**Information provided**
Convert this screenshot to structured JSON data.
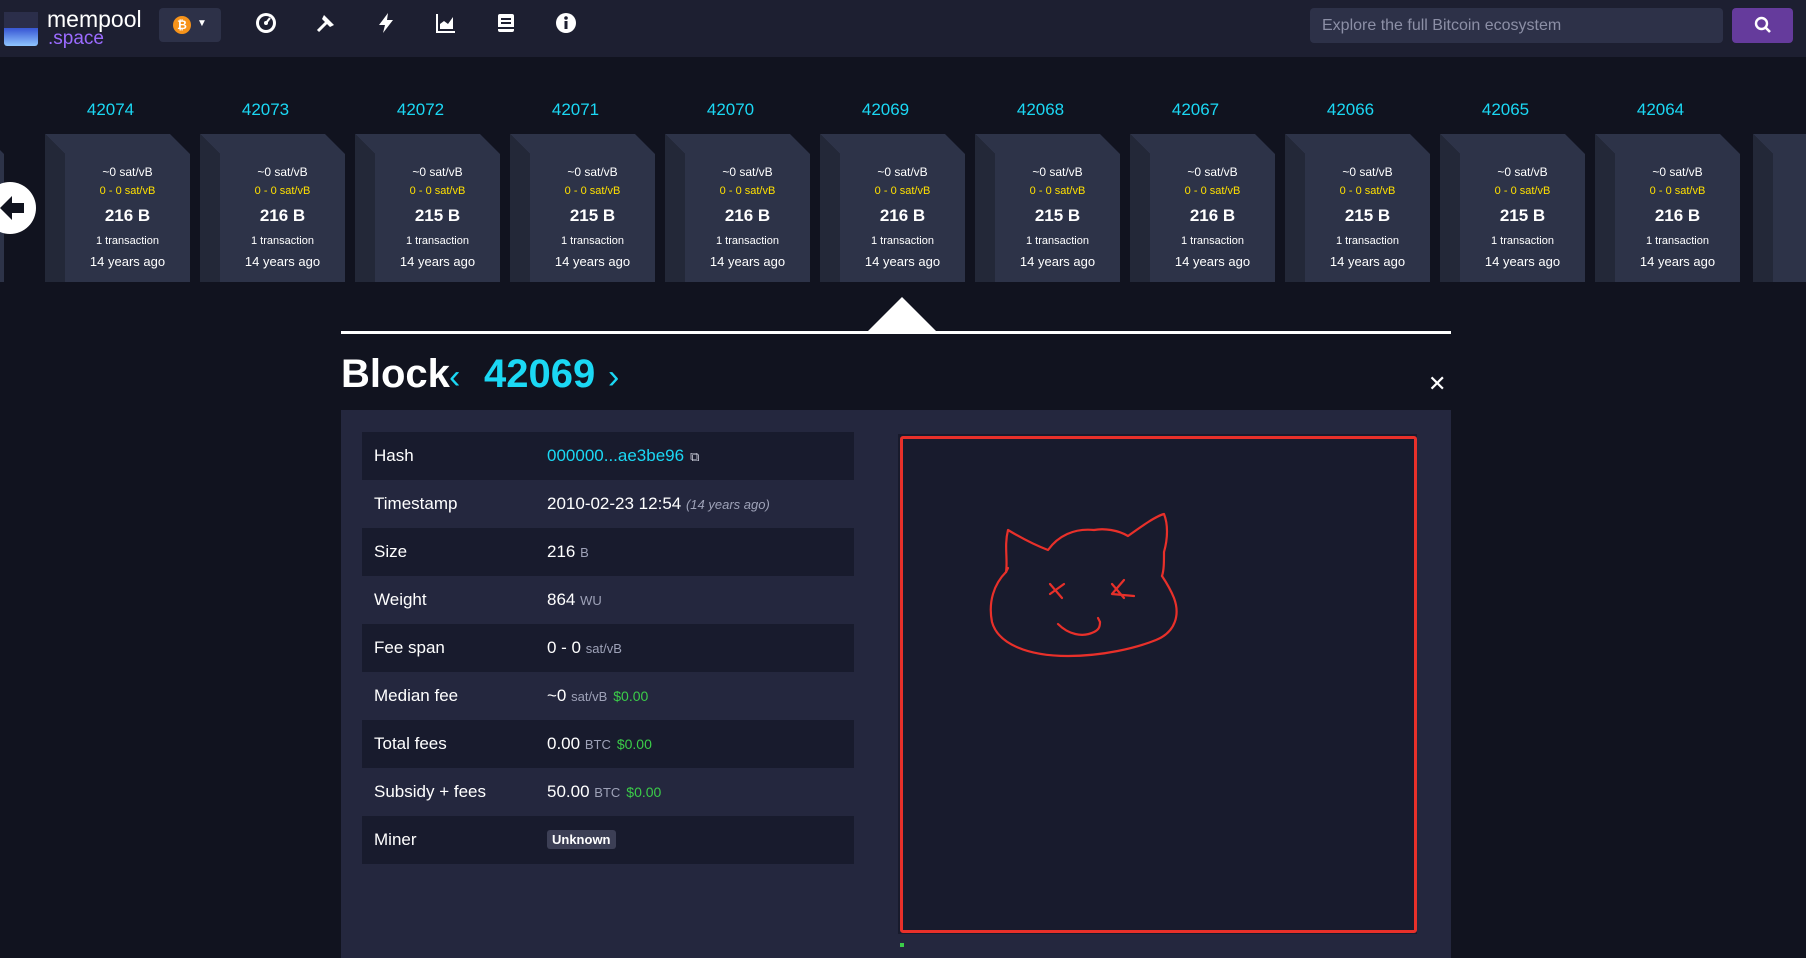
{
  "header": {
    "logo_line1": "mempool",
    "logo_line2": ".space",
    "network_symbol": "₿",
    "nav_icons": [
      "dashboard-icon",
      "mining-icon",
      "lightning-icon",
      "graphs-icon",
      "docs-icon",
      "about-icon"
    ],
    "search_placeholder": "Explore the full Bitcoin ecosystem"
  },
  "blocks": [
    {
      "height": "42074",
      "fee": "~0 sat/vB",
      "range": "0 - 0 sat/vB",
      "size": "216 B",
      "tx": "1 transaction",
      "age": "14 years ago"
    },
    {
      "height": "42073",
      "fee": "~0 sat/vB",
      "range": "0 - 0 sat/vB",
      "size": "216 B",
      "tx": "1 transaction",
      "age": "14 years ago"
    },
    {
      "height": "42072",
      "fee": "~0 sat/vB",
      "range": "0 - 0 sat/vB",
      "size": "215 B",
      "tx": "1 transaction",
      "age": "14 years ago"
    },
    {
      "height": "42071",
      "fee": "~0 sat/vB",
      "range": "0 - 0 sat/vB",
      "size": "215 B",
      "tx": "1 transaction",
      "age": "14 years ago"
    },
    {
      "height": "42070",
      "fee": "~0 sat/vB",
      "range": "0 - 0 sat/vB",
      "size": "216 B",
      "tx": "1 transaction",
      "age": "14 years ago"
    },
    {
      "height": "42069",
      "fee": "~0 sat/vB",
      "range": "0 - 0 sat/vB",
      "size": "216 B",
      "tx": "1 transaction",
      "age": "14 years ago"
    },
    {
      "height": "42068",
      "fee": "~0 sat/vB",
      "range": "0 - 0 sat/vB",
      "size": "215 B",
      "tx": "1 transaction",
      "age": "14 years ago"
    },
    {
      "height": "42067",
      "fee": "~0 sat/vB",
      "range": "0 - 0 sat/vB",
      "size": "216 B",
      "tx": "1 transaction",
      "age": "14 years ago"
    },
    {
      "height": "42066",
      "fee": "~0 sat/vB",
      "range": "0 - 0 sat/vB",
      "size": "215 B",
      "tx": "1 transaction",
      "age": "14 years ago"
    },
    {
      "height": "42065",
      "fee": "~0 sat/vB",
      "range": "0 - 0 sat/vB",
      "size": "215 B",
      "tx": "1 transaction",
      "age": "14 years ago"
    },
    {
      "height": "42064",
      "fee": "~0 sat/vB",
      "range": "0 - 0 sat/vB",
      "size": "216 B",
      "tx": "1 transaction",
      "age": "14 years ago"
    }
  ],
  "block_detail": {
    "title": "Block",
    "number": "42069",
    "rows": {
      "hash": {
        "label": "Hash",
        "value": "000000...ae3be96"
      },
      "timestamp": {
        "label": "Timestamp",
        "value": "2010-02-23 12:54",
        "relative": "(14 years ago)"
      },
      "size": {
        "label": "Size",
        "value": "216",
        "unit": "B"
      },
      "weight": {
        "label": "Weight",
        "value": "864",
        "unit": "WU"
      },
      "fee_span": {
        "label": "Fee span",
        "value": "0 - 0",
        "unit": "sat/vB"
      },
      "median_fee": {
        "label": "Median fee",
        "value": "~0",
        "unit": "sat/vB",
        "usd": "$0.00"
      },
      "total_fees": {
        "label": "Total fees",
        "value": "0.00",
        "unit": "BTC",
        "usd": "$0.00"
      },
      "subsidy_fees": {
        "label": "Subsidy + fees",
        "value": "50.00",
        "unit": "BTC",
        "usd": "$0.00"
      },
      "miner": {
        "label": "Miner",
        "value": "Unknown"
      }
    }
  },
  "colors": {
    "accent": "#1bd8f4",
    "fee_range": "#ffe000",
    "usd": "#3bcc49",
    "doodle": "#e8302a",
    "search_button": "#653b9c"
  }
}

**Exercise brief**
Omitting all images, print the listing exactly.

**Solution for this problem**
Convert this screenshot to structured JSON data.
{
  "header": {
    "logo_line1": "mempool",
    "logo_line2": ".space",
    "network_symbol": "₿",
    "nav_icons": [
      "dashboard-icon",
      "mining-icon",
      "lightning-icon",
      "graphs-icon",
      "docs-icon",
      "about-icon"
    ],
    "search_placeholder": "Explore the full Bitcoin ecosystem"
  },
  "blocks": [
    {
      "height": "42074",
      "fee": "~0 sat/vB",
      "range": "0 - 0 sat/vB",
      "size": "216 B",
      "tx": "1 transaction",
      "age": "14 years ago"
    },
    {
      "height": "42073",
      "fee": "~0 sat/vB",
      "range": "0 - 0 sat/vB",
      "size": "216 B",
      "tx": "1 transaction",
      "age": "14 years ago"
    },
    {
      "height": "42072",
      "fee": "~0 sat/vB",
      "range": "0 - 0 sat/vB",
      "size": "215 B",
      "tx": "1 transaction",
      "age": "14 years ago"
    },
    {
      "height": "42071",
      "fee": "~0 sat/vB",
      "range": "0 - 0 sat/vB",
      "size": "215 B",
      "tx": "1 transaction",
      "age": "14 years ago"
    },
    {
      "height": "42070",
      "fee": "~0 sat/vB",
      "range": "0 - 0 sat/vB",
      "size": "216 B",
      "tx": "1 transaction",
      "age": "14 years ago"
    },
    {
      "height": "42069",
      "fee": "~0 sat/vB",
      "range": "0 - 0 sat/vB",
      "size": "216 B",
      "tx": "1 transaction",
      "age": "14 years ago"
    },
    {
      "height": "42068",
      "fee": "~0 sat/vB",
      "range": "0 - 0 sat/vB",
      "size": "215 B",
      "tx": "1 transaction",
      "age": "14 years ago"
    },
    {
      "height": "42067",
      "fee": "~0 sat/vB",
      "range": "0 - 0 sat/vB",
      "size": "216 B",
      "tx": "1 transaction",
      "age": "14 years ago"
    },
    {
      "height": "42066",
      "fee": "~0 sat/vB",
      "range": "0 - 0 sat/vB",
      "size": "215 B",
      "tx": "1 transaction",
      "age": "14 years ago"
    },
    {
      "height": "42065",
      "fee": "~0 sat/vB",
      "range": "0 - 0 sat/vB",
      "size": "215 B",
      "tx": "1 transaction",
      "age": "14 years ago"
    },
    {
      "height": "42064",
      "fee": "~0 sat/vB",
      "range": "0 - 0 sat/vB",
      "size": "216 B",
      "tx": "1 transaction",
      "age": "14 years ago"
    }
  ],
  "block_detail": {
    "title": "Block",
    "number": "42069",
    "rows": {
      "hash": {
        "label": "Hash",
        "value": "000000...ae3be96"
      },
      "timestamp": {
        "label": "Timestamp",
        "value": "2010-02-23 12:54",
        "relative": "(14 years ago)"
      },
      "size": {
        "label": "Size",
        "value": "216",
        "unit": "B"
      },
      "weight": {
        "label": "Weight",
        "value": "864",
        "unit": "WU"
      },
      "fee_span": {
        "label": "Fee span",
        "value": "0 - 0",
        "unit": "sat/vB"
      },
      "median_fee": {
        "label": "Median fee",
        "value": "~0",
        "unit": "sat/vB",
        "usd": "$0.00"
      },
      "total_fees": {
        "label": "Total fees",
        "value": "0.00",
        "unit": "BTC",
        "usd": "$0.00"
      },
      "subsidy_fees": {
        "label": "Subsidy + fees",
        "value": "50.00",
        "unit": "BTC",
        "usd": "$0.00"
      },
      "miner": {
        "label": "Miner",
        "value": "Unknown"
      }
    }
  },
  "colors": {
    "accent": "#1bd8f4",
    "fee_range": "#ffe000",
    "usd": "#3bcc49",
    "doodle": "#e8302a",
    "search_button": "#653b9c"
  }
}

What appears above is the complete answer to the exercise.